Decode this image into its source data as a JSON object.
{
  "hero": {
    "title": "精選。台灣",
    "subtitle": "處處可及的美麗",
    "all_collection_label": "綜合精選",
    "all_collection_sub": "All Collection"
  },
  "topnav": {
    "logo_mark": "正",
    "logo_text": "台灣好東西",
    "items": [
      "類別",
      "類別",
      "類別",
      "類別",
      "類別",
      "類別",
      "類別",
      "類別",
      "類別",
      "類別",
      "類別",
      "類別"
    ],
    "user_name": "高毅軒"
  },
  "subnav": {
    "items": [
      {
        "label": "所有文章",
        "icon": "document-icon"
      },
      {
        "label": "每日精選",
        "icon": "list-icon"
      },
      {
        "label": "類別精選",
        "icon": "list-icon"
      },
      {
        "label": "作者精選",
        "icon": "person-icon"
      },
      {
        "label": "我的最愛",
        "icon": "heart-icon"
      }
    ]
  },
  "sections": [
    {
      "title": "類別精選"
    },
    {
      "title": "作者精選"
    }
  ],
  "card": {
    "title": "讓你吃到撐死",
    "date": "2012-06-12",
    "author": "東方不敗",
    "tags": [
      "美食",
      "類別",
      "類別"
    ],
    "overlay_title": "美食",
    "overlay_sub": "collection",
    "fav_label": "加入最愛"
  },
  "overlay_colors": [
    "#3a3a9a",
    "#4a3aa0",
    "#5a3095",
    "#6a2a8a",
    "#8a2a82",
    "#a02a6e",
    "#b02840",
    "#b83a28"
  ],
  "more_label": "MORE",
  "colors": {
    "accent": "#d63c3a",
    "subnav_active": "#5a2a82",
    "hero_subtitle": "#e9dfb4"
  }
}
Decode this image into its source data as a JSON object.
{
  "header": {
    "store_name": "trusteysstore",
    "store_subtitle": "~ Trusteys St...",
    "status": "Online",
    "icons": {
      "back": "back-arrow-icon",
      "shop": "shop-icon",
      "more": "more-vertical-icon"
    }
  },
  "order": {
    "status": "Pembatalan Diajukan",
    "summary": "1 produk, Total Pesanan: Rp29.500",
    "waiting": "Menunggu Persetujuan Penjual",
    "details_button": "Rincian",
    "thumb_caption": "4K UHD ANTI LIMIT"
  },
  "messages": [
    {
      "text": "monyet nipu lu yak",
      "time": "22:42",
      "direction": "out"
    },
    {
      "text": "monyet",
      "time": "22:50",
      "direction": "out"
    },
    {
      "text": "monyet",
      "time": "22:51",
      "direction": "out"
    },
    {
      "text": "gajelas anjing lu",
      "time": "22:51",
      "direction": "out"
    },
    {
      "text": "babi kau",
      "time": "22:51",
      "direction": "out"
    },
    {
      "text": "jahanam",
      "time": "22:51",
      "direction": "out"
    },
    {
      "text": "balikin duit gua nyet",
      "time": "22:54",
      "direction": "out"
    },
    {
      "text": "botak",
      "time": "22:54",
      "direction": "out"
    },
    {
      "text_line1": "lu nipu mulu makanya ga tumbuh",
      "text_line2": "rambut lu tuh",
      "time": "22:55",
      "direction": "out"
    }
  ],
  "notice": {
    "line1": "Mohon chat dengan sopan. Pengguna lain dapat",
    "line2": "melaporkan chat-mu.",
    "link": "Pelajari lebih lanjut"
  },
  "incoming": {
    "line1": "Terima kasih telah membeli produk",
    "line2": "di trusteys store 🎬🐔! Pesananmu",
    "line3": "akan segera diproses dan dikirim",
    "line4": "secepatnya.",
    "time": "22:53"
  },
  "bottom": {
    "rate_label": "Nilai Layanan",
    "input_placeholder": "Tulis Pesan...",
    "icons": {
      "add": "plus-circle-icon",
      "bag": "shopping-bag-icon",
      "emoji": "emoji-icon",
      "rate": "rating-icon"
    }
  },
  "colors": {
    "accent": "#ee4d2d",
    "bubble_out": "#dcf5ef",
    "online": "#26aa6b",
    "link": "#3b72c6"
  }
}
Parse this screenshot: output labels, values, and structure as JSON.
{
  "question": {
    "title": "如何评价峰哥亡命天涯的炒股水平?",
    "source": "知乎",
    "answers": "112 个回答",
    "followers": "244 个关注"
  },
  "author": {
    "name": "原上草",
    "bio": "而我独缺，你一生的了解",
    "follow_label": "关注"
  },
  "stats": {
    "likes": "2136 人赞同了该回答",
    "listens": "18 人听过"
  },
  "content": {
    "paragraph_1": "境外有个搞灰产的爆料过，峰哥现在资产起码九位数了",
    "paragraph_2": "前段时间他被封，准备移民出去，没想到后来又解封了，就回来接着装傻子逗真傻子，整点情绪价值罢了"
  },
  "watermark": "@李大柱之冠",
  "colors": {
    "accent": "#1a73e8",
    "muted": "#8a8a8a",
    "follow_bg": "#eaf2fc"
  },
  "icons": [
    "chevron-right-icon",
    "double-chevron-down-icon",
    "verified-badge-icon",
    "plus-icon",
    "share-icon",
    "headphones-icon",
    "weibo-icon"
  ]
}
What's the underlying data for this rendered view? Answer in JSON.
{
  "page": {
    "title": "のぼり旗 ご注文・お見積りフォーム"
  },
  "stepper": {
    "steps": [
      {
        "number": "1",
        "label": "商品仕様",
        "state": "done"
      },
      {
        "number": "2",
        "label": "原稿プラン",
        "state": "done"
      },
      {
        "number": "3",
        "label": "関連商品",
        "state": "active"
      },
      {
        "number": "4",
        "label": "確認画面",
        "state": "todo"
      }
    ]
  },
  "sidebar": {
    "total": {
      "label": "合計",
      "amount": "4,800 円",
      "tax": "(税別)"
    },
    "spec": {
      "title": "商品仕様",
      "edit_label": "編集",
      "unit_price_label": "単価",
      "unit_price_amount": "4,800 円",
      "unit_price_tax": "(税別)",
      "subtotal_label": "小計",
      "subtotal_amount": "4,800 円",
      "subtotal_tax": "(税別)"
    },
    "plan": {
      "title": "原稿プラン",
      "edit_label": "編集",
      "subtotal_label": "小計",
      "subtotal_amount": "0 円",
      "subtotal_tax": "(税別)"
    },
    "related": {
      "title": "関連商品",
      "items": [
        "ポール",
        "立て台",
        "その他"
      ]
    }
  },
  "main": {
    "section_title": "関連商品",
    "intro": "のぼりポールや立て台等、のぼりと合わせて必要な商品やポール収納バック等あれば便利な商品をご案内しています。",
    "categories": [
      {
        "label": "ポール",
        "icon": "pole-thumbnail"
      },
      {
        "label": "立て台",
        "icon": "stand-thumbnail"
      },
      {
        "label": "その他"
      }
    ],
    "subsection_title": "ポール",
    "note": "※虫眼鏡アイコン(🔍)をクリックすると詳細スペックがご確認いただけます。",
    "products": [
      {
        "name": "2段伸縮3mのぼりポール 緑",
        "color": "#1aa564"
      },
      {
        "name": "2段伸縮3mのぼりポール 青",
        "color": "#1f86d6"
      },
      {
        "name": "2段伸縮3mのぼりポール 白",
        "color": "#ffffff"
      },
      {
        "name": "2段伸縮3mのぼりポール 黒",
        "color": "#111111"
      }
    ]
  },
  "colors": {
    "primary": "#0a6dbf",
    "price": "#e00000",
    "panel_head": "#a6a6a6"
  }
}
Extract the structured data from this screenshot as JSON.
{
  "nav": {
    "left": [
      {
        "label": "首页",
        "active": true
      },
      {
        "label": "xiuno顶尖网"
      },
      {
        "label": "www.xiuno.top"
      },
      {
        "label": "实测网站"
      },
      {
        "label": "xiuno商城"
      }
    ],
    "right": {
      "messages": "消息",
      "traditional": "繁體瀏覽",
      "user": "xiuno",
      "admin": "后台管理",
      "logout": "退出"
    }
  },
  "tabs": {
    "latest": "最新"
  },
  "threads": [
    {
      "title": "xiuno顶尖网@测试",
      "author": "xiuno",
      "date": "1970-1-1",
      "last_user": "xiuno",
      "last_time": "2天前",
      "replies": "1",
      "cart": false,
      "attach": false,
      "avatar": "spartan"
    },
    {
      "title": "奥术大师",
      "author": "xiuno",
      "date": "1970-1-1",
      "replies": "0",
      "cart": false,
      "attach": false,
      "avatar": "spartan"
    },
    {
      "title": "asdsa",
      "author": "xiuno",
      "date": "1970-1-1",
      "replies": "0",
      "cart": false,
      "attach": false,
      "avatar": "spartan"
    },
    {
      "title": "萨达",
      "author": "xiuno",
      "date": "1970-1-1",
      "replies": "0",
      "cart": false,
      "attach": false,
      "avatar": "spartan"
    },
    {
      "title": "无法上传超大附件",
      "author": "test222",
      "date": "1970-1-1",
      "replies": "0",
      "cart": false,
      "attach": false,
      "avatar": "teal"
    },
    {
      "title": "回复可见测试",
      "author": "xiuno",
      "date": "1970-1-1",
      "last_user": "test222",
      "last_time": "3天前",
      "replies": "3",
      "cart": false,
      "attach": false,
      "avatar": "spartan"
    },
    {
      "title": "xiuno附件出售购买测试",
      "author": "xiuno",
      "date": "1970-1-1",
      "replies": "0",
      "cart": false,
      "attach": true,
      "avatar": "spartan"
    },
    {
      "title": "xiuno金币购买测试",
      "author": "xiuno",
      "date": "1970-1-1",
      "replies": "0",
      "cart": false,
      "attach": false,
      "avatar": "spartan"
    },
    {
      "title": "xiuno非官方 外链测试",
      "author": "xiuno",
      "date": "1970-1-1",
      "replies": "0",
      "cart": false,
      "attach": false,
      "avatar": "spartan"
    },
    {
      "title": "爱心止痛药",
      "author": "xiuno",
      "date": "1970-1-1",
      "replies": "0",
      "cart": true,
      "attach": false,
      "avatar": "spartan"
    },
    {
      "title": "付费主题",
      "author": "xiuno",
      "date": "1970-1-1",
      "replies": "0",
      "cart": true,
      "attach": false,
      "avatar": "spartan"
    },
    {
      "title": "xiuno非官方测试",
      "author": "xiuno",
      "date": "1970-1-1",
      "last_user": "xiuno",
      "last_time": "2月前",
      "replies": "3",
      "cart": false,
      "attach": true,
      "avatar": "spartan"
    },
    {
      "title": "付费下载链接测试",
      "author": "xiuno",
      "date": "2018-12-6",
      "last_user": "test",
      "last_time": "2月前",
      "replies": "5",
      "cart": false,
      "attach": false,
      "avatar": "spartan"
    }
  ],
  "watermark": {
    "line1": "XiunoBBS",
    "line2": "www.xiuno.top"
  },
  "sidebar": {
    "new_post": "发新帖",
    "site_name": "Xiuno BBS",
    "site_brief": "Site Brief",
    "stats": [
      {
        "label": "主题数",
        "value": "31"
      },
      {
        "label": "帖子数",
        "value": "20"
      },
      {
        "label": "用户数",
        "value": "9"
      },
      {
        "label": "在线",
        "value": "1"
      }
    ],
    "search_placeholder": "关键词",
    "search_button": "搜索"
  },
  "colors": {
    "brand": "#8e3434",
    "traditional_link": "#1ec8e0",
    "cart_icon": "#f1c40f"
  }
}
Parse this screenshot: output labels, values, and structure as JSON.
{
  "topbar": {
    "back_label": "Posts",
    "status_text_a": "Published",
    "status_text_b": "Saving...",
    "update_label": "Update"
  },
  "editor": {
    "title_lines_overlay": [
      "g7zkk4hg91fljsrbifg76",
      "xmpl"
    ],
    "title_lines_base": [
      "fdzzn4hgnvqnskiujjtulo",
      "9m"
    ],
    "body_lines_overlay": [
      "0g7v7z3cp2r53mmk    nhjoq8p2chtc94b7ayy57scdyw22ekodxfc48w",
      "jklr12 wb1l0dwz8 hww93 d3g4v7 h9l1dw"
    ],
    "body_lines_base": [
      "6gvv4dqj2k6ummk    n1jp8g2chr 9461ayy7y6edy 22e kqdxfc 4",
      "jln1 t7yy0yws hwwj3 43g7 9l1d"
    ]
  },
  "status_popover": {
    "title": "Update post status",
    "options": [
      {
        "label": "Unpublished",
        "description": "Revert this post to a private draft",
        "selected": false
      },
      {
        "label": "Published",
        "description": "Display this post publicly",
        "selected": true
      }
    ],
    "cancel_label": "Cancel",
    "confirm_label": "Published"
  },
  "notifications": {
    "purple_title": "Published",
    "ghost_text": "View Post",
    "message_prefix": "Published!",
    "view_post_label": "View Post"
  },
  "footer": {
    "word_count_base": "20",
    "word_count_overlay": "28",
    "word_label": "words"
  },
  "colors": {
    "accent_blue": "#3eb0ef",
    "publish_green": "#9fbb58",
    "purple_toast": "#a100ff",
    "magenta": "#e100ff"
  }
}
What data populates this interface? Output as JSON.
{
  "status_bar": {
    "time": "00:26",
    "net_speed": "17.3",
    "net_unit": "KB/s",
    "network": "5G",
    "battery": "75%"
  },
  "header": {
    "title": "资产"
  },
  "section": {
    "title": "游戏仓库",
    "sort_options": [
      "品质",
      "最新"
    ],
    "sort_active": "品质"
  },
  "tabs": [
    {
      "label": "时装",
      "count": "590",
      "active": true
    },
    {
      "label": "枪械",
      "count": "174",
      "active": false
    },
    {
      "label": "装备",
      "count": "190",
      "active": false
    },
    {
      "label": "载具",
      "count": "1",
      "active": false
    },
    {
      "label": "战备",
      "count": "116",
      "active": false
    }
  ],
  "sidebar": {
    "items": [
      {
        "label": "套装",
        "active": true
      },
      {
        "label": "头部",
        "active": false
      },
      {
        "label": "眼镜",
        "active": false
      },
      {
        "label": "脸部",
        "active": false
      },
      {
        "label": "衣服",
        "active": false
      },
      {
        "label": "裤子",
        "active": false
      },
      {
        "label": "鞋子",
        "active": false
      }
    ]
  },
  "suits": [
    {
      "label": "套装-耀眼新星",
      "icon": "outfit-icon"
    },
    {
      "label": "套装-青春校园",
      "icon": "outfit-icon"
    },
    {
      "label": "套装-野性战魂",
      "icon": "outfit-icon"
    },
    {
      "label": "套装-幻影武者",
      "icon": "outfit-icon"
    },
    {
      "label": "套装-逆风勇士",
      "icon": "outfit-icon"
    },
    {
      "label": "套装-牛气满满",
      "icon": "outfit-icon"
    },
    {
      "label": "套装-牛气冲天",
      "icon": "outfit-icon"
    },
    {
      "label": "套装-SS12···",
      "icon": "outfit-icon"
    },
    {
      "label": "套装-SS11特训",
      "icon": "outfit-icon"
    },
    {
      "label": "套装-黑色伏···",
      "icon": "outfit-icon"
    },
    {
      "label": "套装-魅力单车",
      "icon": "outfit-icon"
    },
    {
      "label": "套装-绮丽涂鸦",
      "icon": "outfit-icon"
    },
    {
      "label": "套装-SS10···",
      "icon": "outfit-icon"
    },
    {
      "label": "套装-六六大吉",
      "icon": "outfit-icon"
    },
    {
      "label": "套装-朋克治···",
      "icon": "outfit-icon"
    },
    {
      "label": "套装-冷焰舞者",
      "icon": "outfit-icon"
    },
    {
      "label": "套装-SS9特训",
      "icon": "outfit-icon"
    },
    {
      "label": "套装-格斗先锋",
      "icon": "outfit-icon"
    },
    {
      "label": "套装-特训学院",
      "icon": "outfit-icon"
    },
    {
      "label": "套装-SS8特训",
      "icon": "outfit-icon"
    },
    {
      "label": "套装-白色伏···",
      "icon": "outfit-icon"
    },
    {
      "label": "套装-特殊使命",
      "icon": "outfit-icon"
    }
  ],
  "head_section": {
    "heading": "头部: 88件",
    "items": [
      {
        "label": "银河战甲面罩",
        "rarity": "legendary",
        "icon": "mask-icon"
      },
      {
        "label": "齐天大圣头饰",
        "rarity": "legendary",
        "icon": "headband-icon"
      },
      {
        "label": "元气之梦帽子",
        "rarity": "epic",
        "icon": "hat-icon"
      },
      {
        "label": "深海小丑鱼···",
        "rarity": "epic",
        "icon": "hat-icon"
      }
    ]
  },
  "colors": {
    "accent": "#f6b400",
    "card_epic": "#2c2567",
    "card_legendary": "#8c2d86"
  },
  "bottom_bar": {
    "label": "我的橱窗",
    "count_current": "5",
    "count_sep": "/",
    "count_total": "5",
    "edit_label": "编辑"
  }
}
= = = = =
Stated task - Where does the word "thumbnail" appear? Return each line that holds it.

Output below -
        "icon": "pole-thumbnail"
        "icon": "stand-thumbnail"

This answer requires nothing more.